## begin

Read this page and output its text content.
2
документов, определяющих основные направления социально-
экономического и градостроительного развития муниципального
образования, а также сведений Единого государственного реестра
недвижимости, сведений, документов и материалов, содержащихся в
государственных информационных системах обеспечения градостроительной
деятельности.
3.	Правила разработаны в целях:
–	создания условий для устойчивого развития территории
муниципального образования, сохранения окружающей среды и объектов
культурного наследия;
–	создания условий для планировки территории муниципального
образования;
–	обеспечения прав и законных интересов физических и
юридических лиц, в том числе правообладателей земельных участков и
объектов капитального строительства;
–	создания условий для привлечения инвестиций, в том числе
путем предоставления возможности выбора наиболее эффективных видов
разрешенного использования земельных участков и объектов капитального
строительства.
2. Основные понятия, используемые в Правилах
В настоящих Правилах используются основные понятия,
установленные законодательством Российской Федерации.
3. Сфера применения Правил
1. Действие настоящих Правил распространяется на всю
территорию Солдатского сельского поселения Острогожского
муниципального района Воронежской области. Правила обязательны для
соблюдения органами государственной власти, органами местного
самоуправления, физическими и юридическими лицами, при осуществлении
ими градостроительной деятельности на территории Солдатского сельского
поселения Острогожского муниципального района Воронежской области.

## end

Task statement » Above are some records; repeat all of them exactly.

Task solution »
Read this page and output its text content.
2
документов, определяющих основные направления социально-
экономического и градостроительного развития муниципального
образования, а также сведений Единого государственного реестра
недвижимости, сведений, документов и материалов, содержащихся в
государственных информационных системах обеспечения градостроительной
деятельности.
3.	Правила разработаны в целях:
–	создания условий для устойчивого развития территории
муниципального образования, сохранения окружающей среды и объектов
культурного наследия;
–	создания условий для планировки территории муниципального
образования;
–	обеспечения прав и законных интересов физических и
юридических лиц, в том числе правообладателей земельных участков и
объектов капитального строительства;
–	создания условий для привлечения инвестиций, в том числе
путем предоставления возможности выбора наиболее эффективных видов
разрешенного использования земельных участков и объектов капитального
строительства.
2. Основные понятия, используемые в Правилах
В настоящих Правилах используются основные понятия,
установленные законодательством Российской Федерации.
3. Сфера применения Правил
1. Действие настоящих Правил распространяется на всю
территорию Солдатского сельского поселения Острогожского
муниципального района Воронежской области. Правила обязательны для
соблюдения органами государственной власти, органами местного
самоуправления, физическими и юридическими лицами, при осуществлении
ими градостроительной деятельности на территории Солдатского сельского
поселения Острогожского муниципального района Воронежской области.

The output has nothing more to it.